= AIM =
Review the lines that follow and copy each one that contains the word "icon".

= DATA SUPPLIED =
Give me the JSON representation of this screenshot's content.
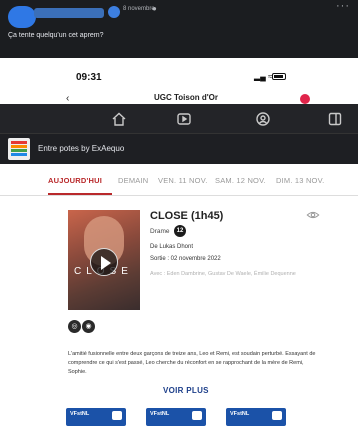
{
  "facebook_post": {
    "time": "8 novembre",
    "more": "···",
    "text": "Ça tente quelqu'un cet aprem?"
  },
  "phone": {
    "time": "09:31",
    "header_title": "UGC Toison d'Or",
    "back": "‹"
  },
  "shared_page": {
    "name": "Entre potes by ExAequo"
  },
  "tabs": [
    {
      "label": "AUJOURD'HUI"
    },
    {
      "label": "DEMAIN"
    },
    {
      "label": "VEN. 11 NOV."
    },
    {
      "label": "SAM. 12 NOV."
    },
    {
      "label": "DIM. 13 NOV."
    }
  ],
  "film": {
    "title": "CLOSE (1h45)",
    "poster_text": "CLOSE",
    "genre": "Drame",
    "age_rating": "12",
    "director": "De Lukas Dhont",
    "release": "Sortie : 02 novembre 2022",
    "cast": "Avec : Eden Dambrine, Gustav De Waele, Émilie Dequenne",
    "labels": [
      "◎",
      "◉"
    ],
    "synopsis": "L'amitié fusionnelle entre deux garçons de treize ans, Leo et Remi, est soudain perturbé. Essayant de comprendre ce qui s'est passé, Leo cherche du réconfort en se rapprochant de la mère de Remi, Sophie.",
    "more_label": "VOIR PLUS"
  },
  "sessions": [
    {
      "label": "VFstNL"
    },
    {
      "label": "VFstNL"
    },
    {
      "label": "VFstNL"
    }
  ],
  "colors": {
    "accent": "#b9292b",
    "link": "#1d3f8a",
    "session": "#1b52a8",
    "dark_bar": "#232428"
  }
}
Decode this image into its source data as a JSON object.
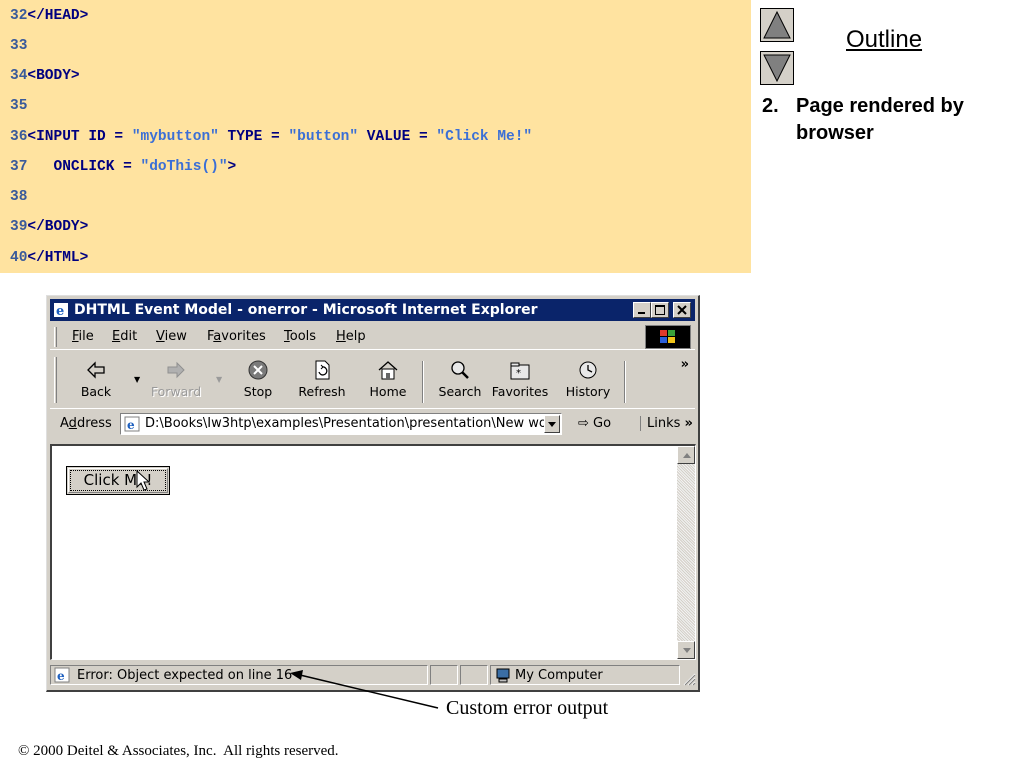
{
  "code": {
    "lines": [
      {
        "num": "32",
        "text": "</HEAD>"
      },
      {
        "num": "33",
        "text": ""
      },
      {
        "num": "34",
        "text": "<BODY>"
      },
      {
        "num": "35",
        "text": ""
      },
      {
        "num": "36",
        "pre": "<INPUT ID = ",
        "s1": "\"mybutton\"",
        "mid1": " TYPE = ",
        "s2": "\"button\"",
        "mid2": " VALUE = ",
        "s3": "\"Click Me!\""
      },
      {
        "num": "37",
        "pre": "   ONCLICK = ",
        "s1": "\"doThis()\"",
        "post": ">"
      },
      {
        "num": "38",
        "text": ""
      },
      {
        "num": "39",
        "text": "</BODY>"
      },
      {
        "num": "40",
        "text": "</HTML>"
      }
    ]
  },
  "outline": {
    "link": "Outline",
    "bullet_num": "2.",
    "bullet_text": "Page rendered by browser"
  },
  "browser": {
    "title": "DHTML Event Model - onerror - Microsoft Internet Explorer",
    "menu": {
      "file": {
        "u": "F",
        "rest": "ile"
      },
      "edit": {
        "u": "E",
        "rest": "dit"
      },
      "view": {
        "u": "V",
        "rest": "iew"
      },
      "favorites": {
        "pre": "F",
        "u": "a",
        "rest": "vorites"
      },
      "tools": {
        "u": "T",
        "rest": "ools"
      },
      "help": {
        "u": "H",
        "rest": "elp"
      }
    },
    "toolbar": {
      "back": "Back",
      "forward": "Forward",
      "stop": "Stop",
      "refresh": "Refresh",
      "home": "Home",
      "search": "Search",
      "favorites": "Favorites",
      "history": "History",
      "more": "»"
    },
    "address": {
      "label_pre": "A",
      "label_u": "d",
      "label_rest": "dress",
      "value": "D:\\Books\\Iw3htp\\examples\\Presentation\\presentation\\New wor",
      "go": "Go",
      "links": "Links",
      "links_more": "»"
    },
    "page": {
      "button_label": "Click Me!"
    },
    "status": {
      "text": "Error: Object expected on line 16",
      "zone": "My Computer"
    }
  },
  "annotation": {
    "label": "Custom error output"
  },
  "footer": {
    "copyright": "© 2000 Deitel & Associates, Inc.  All rights reserved."
  }
}
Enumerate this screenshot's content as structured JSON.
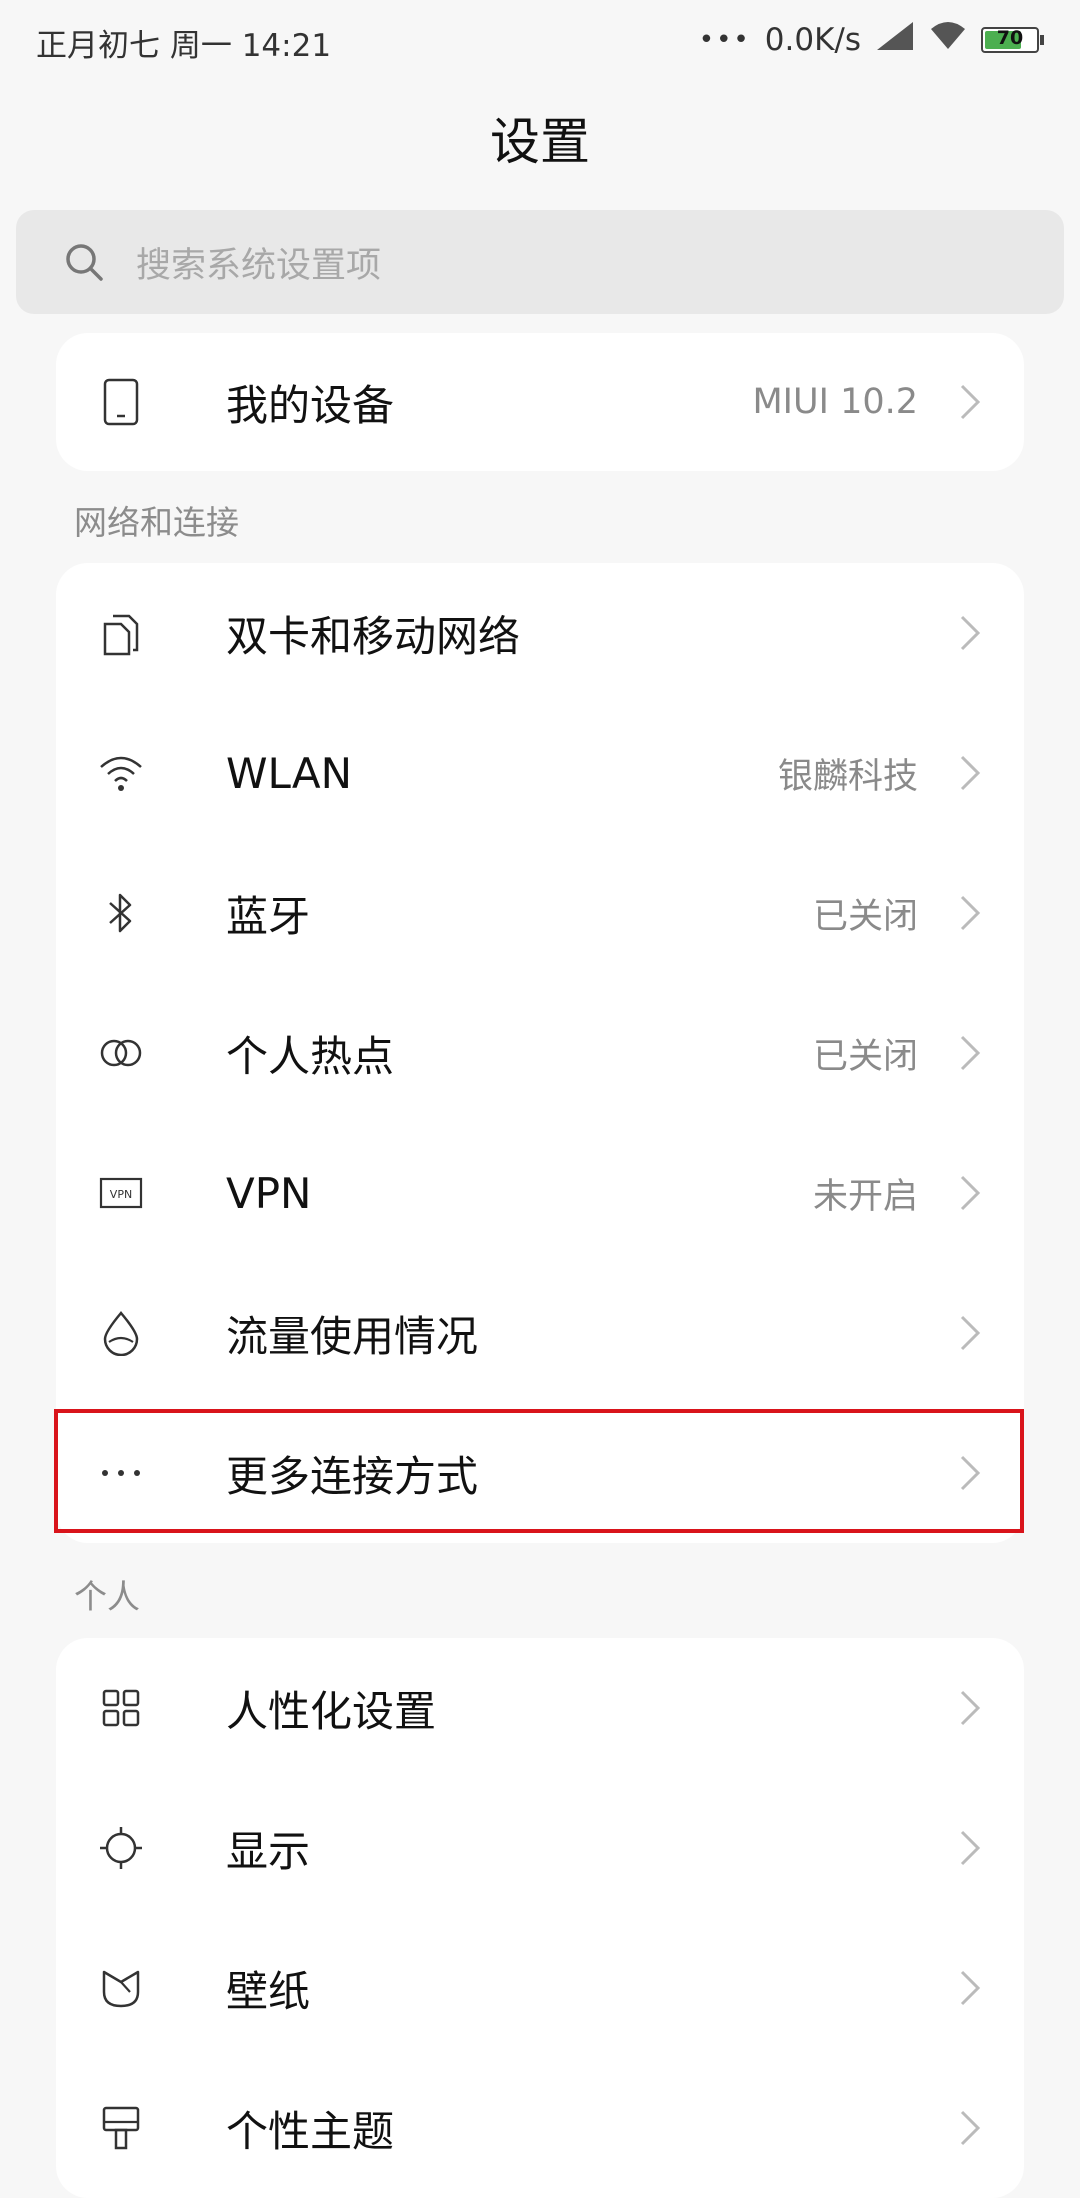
{
  "status_bar": {
    "left_text": "正月初七 周一 14:21",
    "dots": "•••",
    "net_speed": "0.0K/s",
    "battery": "70",
    "battery_color": "#4caf50"
  },
  "title": "设置",
  "search": {
    "placeholder": "搜索系统设置项"
  },
  "my_device": {
    "label": "我的设备",
    "value": "MIUI 10.2",
    "icon": "phone-icon"
  },
  "sections": [
    {
      "header": "网络和连接",
      "items": [
        {
          "label": "双卡和移动网络",
          "value": "",
          "icon": "sim-cards-icon"
        },
        {
          "label": "WLAN",
          "value": "银麟科技",
          "icon": "wifi-icon"
        },
        {
          "label": "蓝牙",
          "value": "已关闭",
          "icon": "bluetooth-icon"
        },
        {
          "label": "个人热点",
          "value": "已关闭",
          "icon": "hotspot-icon"
        },
        {
          "label": "VPN",
          "value": "未开启",
          "icon": "vpn-icon"
        },
        {
          "label": "流量使用情况",
          "value": "",
          "icon": "data-usage-icon"
        },
        {
          "label": "更多连接方式",
          "value": "",
          "icon": "more-icon"
        }
      ]
    },
    {
      "header": "个人",
      "items": [
        {
          "label": "人性化设置",
          "value": "",
          "icon": "grid-icon"
        },
        {
          "label": "显示",
          "value": "",
          "icon": "brightness-icon"
        },
        {
          "label": "壁纸",
          "value": "",
          "icon": "wallpaper-icon"
        },
        {
          "label": "个性主题",
          "value": "",
          "icon": "theme-brush-icon"
        }
      ]
    }
  ],
  "highlight_color": "#d9141b"
}
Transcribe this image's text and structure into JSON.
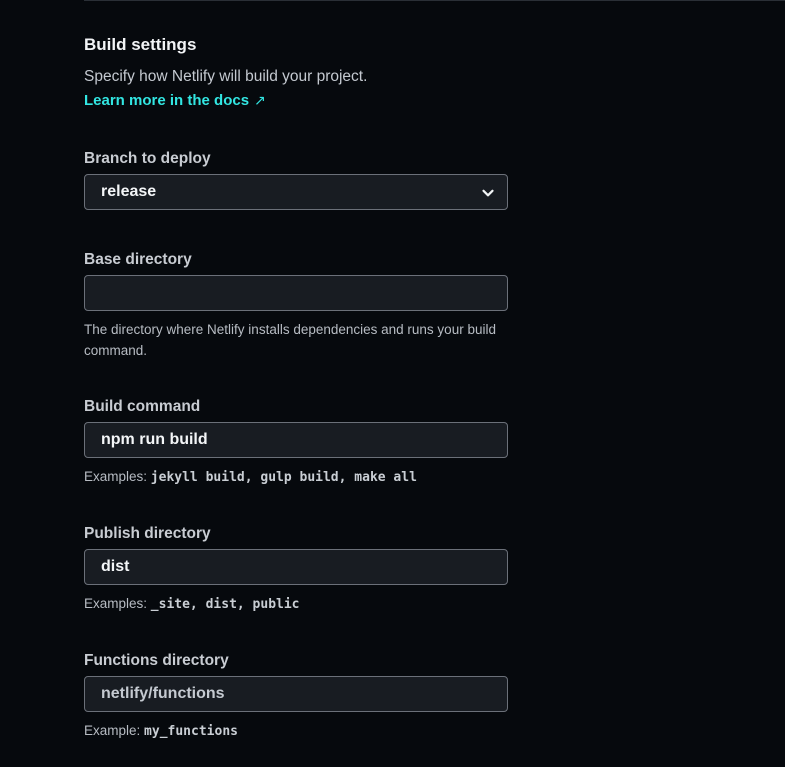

= WRITTEN REPLY =
    "icon": "phone-icon"
          "icon": "sim-cards-icon"
          "icon": "wifi-icon"
          "icon": "bluetooth-icon"
          "icon": "hotspot-icon"
          "icon": "vpn-icon"
          "icon": "data-usage-icon"
          "icon": "more-icon"
          "icon": "grid-icon"
          "icon": "brightness-icon"
          "icon": "wallpaper-icon"
          "icon": "theme-brush-icon"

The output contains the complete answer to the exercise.